*Aim of the exercise*: Output the records exactly as they appear, with no pictures included.

(Records from a data collection)

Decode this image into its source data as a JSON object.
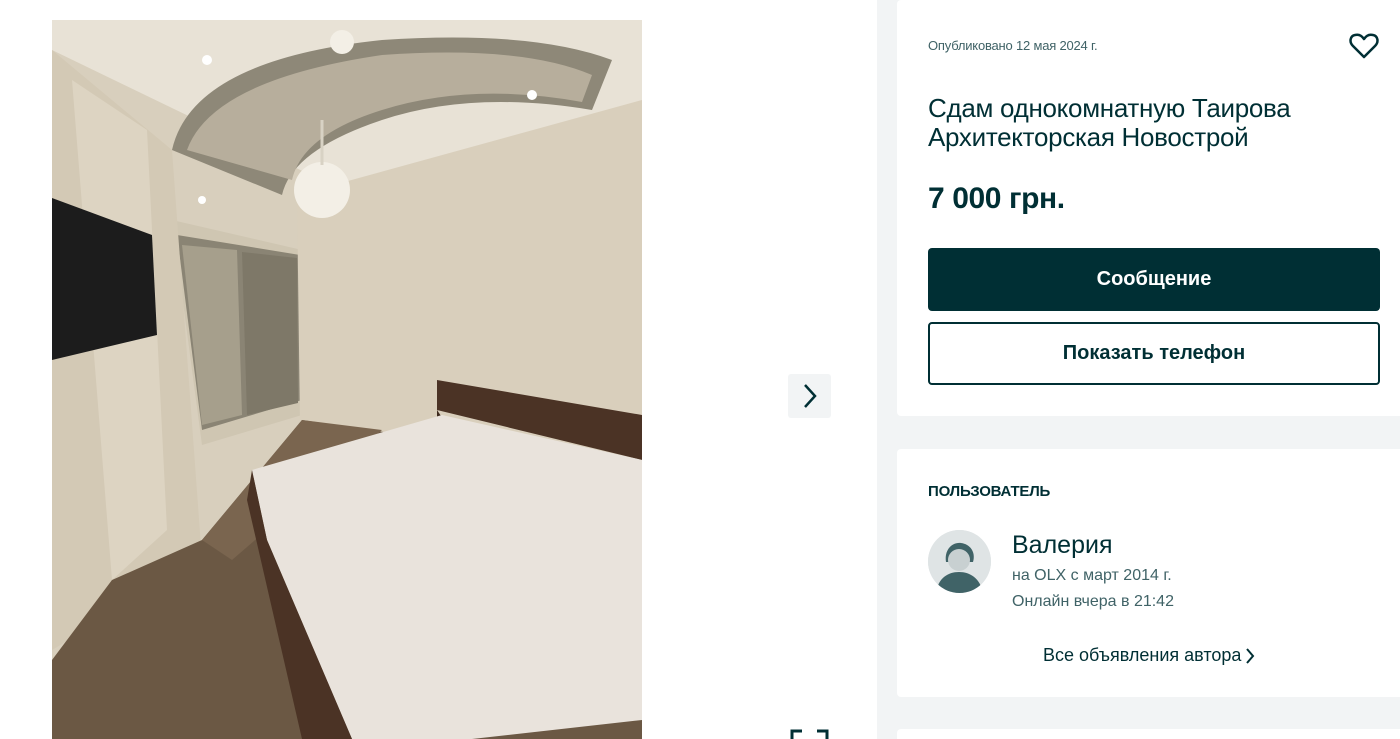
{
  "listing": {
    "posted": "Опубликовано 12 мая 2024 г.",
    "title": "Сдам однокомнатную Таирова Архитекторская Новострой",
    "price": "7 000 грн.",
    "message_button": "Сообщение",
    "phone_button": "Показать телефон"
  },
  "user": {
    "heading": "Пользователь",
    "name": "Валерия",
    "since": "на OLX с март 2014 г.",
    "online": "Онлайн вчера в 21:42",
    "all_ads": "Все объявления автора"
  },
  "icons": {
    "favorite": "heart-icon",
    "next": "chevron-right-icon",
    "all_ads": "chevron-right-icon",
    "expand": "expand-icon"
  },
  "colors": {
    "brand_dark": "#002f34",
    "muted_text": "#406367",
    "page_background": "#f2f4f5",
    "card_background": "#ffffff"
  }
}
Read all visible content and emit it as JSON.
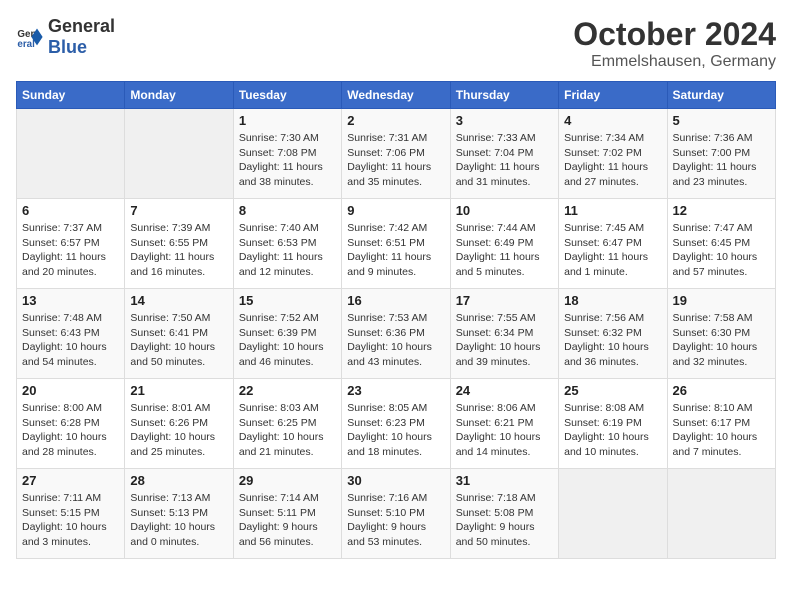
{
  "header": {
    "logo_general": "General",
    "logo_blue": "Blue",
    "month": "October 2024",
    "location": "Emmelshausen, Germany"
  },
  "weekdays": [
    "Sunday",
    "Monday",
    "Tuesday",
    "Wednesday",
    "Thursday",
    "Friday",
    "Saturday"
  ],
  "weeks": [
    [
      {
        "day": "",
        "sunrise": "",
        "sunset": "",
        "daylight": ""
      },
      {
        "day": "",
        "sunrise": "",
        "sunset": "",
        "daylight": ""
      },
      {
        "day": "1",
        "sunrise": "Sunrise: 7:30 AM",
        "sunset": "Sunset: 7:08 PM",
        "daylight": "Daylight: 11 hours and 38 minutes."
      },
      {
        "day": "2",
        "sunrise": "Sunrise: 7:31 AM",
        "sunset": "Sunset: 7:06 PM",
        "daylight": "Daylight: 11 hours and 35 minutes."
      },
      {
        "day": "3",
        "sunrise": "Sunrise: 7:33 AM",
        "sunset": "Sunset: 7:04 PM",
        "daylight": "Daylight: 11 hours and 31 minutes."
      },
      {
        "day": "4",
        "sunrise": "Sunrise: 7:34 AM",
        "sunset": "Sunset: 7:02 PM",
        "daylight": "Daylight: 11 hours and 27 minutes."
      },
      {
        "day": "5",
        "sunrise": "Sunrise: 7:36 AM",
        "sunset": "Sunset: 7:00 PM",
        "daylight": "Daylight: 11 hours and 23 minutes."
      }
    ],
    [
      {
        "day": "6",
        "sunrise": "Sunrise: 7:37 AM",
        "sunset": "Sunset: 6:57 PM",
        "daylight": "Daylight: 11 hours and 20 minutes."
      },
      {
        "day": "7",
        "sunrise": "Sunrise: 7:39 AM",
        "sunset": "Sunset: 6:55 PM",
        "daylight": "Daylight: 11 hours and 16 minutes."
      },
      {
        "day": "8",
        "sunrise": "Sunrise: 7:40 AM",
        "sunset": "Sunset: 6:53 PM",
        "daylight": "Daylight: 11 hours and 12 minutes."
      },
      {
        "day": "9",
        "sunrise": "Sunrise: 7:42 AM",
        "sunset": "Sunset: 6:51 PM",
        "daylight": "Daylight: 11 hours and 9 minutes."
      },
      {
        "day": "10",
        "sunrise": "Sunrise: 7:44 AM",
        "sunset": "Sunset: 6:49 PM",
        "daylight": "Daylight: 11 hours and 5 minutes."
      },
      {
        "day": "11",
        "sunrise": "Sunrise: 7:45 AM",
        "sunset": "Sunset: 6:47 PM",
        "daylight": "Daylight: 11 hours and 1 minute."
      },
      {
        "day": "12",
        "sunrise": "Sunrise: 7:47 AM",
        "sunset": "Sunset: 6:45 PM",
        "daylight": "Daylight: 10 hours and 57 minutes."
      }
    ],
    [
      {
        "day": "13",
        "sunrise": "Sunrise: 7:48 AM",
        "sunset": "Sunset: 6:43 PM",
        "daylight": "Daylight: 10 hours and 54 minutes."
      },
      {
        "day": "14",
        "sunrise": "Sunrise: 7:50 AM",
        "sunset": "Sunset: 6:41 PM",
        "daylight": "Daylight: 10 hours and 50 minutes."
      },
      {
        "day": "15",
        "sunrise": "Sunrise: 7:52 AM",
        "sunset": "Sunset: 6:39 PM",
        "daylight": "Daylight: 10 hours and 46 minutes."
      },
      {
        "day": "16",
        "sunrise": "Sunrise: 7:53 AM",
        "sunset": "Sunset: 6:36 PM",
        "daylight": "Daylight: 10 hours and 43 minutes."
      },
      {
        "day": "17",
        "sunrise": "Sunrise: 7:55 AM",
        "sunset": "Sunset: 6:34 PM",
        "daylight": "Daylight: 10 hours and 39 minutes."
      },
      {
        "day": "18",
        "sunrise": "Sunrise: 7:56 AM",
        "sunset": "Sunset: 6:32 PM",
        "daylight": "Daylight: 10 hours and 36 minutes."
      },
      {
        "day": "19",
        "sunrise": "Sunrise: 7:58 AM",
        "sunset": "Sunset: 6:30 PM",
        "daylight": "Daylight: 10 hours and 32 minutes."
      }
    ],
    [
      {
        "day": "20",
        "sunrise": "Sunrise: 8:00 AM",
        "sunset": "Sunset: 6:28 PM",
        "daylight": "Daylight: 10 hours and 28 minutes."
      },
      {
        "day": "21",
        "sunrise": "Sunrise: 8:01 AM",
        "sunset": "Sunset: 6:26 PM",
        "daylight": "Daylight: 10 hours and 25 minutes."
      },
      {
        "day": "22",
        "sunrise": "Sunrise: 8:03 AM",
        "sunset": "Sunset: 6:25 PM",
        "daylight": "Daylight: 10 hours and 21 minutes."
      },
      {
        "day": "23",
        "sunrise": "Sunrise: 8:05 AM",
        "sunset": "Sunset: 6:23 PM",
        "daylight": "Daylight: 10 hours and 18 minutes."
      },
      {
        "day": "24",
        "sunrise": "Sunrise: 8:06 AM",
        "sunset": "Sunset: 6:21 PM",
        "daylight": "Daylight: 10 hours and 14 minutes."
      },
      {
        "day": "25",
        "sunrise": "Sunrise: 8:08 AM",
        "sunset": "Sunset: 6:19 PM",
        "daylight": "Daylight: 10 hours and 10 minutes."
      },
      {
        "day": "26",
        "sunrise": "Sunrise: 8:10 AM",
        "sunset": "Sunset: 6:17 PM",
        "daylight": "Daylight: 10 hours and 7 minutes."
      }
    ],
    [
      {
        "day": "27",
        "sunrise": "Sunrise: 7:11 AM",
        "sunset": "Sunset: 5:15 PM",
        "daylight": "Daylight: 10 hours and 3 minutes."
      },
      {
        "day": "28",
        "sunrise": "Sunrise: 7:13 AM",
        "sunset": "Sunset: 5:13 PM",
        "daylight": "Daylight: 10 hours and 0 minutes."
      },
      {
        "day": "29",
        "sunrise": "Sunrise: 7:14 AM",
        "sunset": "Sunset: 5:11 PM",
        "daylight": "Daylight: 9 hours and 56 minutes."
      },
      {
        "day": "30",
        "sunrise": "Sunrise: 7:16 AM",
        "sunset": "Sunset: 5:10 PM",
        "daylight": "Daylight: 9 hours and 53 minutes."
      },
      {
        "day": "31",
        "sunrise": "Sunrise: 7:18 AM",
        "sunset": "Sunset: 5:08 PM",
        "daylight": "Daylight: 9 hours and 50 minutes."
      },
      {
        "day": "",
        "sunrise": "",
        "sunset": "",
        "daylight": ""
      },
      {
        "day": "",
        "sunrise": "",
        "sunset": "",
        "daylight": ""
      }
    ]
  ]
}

*Final answer*:
Decode this image into its source data as a JSON object.
{
  "listing": {
    "posted": "Опубликовано 12 мая 2024 г.",
    "title": "Сдам однокомнатную Таирова Архитекторская Новострой",
    "price": "7 000 грн.",
    "message_button": "Сообщение",
    "phone_button": "Показать телефон"
  },
  "user": {
    "heading": "Пользователь",
    "name": "Валерия",
    "since": "на OLX с март 2014 г.",
    "online": "Онлайн вчера в 21:42",
    "all_ads": "Все объявления автора"
  },
  "icons": {
    "favorite": "heart-icon",
    "next": "chevron-right-icon",
    "all_ads": "chevron-right-icon",
    "expand": "expand-icon"
  },
  "colors": {
    "brand_dark": "#002f34",
    "muted_text": "#406367",
    "page_background": "#f2f4f5",
    "card_background": "#ffffff"
  }
}
Read all visible content and emit it as JSON.
{
  "header": {
    "logo_general": "General",
    "logo_blue": "Blue",
    "month": "October 2024",
    "location": "Emmelshausen, Germany"
  },
  "weekdays": [
    "Sunday",
    "Monday",
    "Tuesday",
    "Wednesday",
    "Thursday",
    "Friday",
    "Saturday"
  ],
  "weeks": [
    [
      {
        "day": "",
        "sunrise": "",
        "sunset": "",
        "daylight": ""
      },
      {
        "day": "",
        "sunrise": "",
        "sunset": "",
        "daylight": ""
      },
      {
        "day": "1",
        "sunrise": "Sunrise: 7:30 AM",
        "sunset": "Sunset: 7:08 PM",
        "daylight": "Daylight: 11 hours and 38 minutes."
      },
      {
        "day": "2",
        "sunrise": "Sunrise: 7:31 AM",
        "sunset": "Sunset: 7:06 PM",
        "daylight": "Daylight: 11 hours and 35 minutes."
      },
      {
        "day": "3",
        "sunrise": "Sunrise: 7:33 AM",
        "sunset": "Sunset: 7:04 PM",
        "daylight": "Daylight: 11 hours and 31 minutes."
      },
      {
        "day": "4",
        "sunrise": "Sunrise: 7:34 AM",
        "sunset": "Sunset: 7:02 PM",
        "daylight": "Daylight: 11 hours and 27 minutes."
      },
      {
        "day": "5",
        "sunrise": "Sunrise: 7:36 AM",
        "sunset": "Sunset: 7:00 PM",
        "daylight": "Daylight: 11 hours and 23 minutes."
      }
    ],
    [
      {
        "day": "6",
        "sunrise": "Sunrise: 7:37 AM",
        "sunset": "Sunset: 6:57 PM",
        "daylight": "Daylight: 11 hours and 20 minutes."
      },
      {
        "day": "7",
        "sunrise": "Sunrise: 7:39 AM",
        "sunset": "Sunset: 6:55 PM",
        "daylight": "Daylight: 11 hours and 16 minutes."
      },
      {
        "day": "8",
        "sunrise": "Sunrise: 7:40 AM",
        "sunset": "Sunset: 6:53 PM",
        "daylight": "Daylight: 11 hours and 12 minutes."
      },
      {
        "day": "9",
        "sunrise": "Sunrise: 7:42 AM",
        "sunset": "Sunset: 6:51 PM",
        "daylight": "Daylight: 11 hours and 9 minutes."
      },
      {
        "day": "10",
        "sunrise": "Sunrise: 7:44 AM",
        "sunset": "Sunset: 6:49 PM",
        "daylight": "Daylight: 11 hours and 5 minutes."
      },
      {
        "day": "11",
        "sunrise": "Sunrise: 7:45 AM",
        "sunset": "Sunset: 6:47 PM",
        "daylight": "Daylight: 11 hours and 1 minute."
      },
      {
        "day": "12",
        "sunrise": "Sunrise: 7:47 AM",
        "sunset": "Sunset: 6:45 PM",
        "daylight": "Daylight: 10 hours and 57 minutes."
      }
    ],
    [
      {
        "day": "13",
        "sunrise": "Sunrise: 7:48 AM",
        "sunset": "Sunset: 6:43 PM",
        "daylight": "Daylight: 10 hours and 54 minutes."
      },
      {
        "day": "14",
        "sunrise": "Sunrise: 7:50 AM",
        "sunset": "Sunset: 6:41 PM",
        "daylight": "Daylight: 10 hours and 50 minutes."
      },
      {
        "day": "15",
        "sunrise": "Sunrise: 7:52 AM",
        "sunset": "Sunset: 6:39 PM",
        "daylight": "Daylight: 10 hours and 46 minutes."
      },
      {
        "day": "16",
        "sunrise": "Sunrise: 7:53 AM",
        "sunset": "Sunset: 6:36 PM",
        "daylight": "Daylight: 10 hours and 43 minutes."
      },
      {
        "day": "17",
        "sunrise": "Sunrise: 7:55 AM",
        "sunset": "Sunset: 6:34 PM",
        "daylight": "Daylight: 10 hours and 39 minutes."
      },
      {
        "day": "18",
        "sunrise": "Sunrise: 7:56 AM",
        "sunset": "Sunset: 6:32 PM",
        "daylight": "Daylight: 10 hours and 36 minutes."
      },
      {
        "day": "19",
        "sunrise": "Sunrise: 7:58 AM",
        "sunset": "Sunset: 6:30 PM",
        "daylight": "Daylight: 10 hours and 32 minutes."
      }
    ],
    [
      {
        "day": "20",
        "sunrise": "Sunrise: 8:00 AM",
        "sunset": "Sunset: 6:28 PM",
        "daylight": "Daylight: 10 hours and 28 minutes."
      },
      {
        "day": "21",
        "sunrise": "Sunrise: 8:01 AM",
        "sunset": "Sunset: 6:26 PM",
        "daylight": "Daylight: 10 hours and 25 minutes."
      },
      {
        "day": "22",
        "sunrise": "Sunrise: 8:03 AM",
        "sunset": "Sunset: 6:25 PM",
        "daylight": "Daylight: 10 hours and 21 minutes."
      },
      {
        "day": "23",
        "sunrise": "Sunrise: 8:05 AM",
        "sunset": "Sunset: 6:23 PM",
        "daylight": "Daylight: 10 hours and 18 minutes."
      },
      {
        "day": "24",
        "sunrise": "Sunrise: 8:06 AM",
        "sunset": "Sunset: 6:21 PM",
        "daylight": "Daylight: 10 hours and 14 minutes."
      },
      {
        "day": "25",
        "sunrise": "Sunrise: 8:08 AM",
        "sunset": "Sunset: 6:19 PM",
        "daylight": "Daylight: 10 hours and 10 minutes."
      },
      {
        "day": "26",
        "sunrise": "Sunrise: 8:10 AM",
        "sunset": "Sunset: 6:17 PM",
        "daylight": "Daylight: 10 hours and 7 minutes."
      }
    ],
    [
      {
        "day": "27",
        "sunrise": "Sunrise: 7:11 AM",
        "sunset": "Sunset: 5:15 PM",
        "daylight": "Daylight: 10 hours and 3 minutes."
      },
      {
        "day": "28",
        "sunrise": "Sunrise: 7:13 AM",
        "sunset": "Sunset: 5:13 PM",
        "daylight": "Daylight: 10 hours and 0 minutes."
      },
      {
        "day": "29",
        "sunrise": "Sunrise: 7:14 AM",
        "sunset": "Sunset: 5:11 PM",
        "daylight": "Daylight: 9 hours and 56 minutes."
      },
      {
        "day": "30",
        "sunrise": "Sunrise: 7:16 AM",
        "sunset": "Sunset: 5:10 PM",
        "daylight": "Daylight: 9 hours and 53 minutes."
      },
      {
        "day": "31",
        "sunrise": "Sunrise: 7:18 AM",
        "sunset": "Sunset: 5:08 PM",
        "daylight": "Daylight: 9 hours and 50 minutes."
      },
      {
        "day": "",
        "sunrise": "",
        "sunset": "",
        "daylight": ""
      },
      {
        "day": "",
        "sunrise": "",
        "sunset": "",
        "daylight": ""
      }
    ]
  ]
}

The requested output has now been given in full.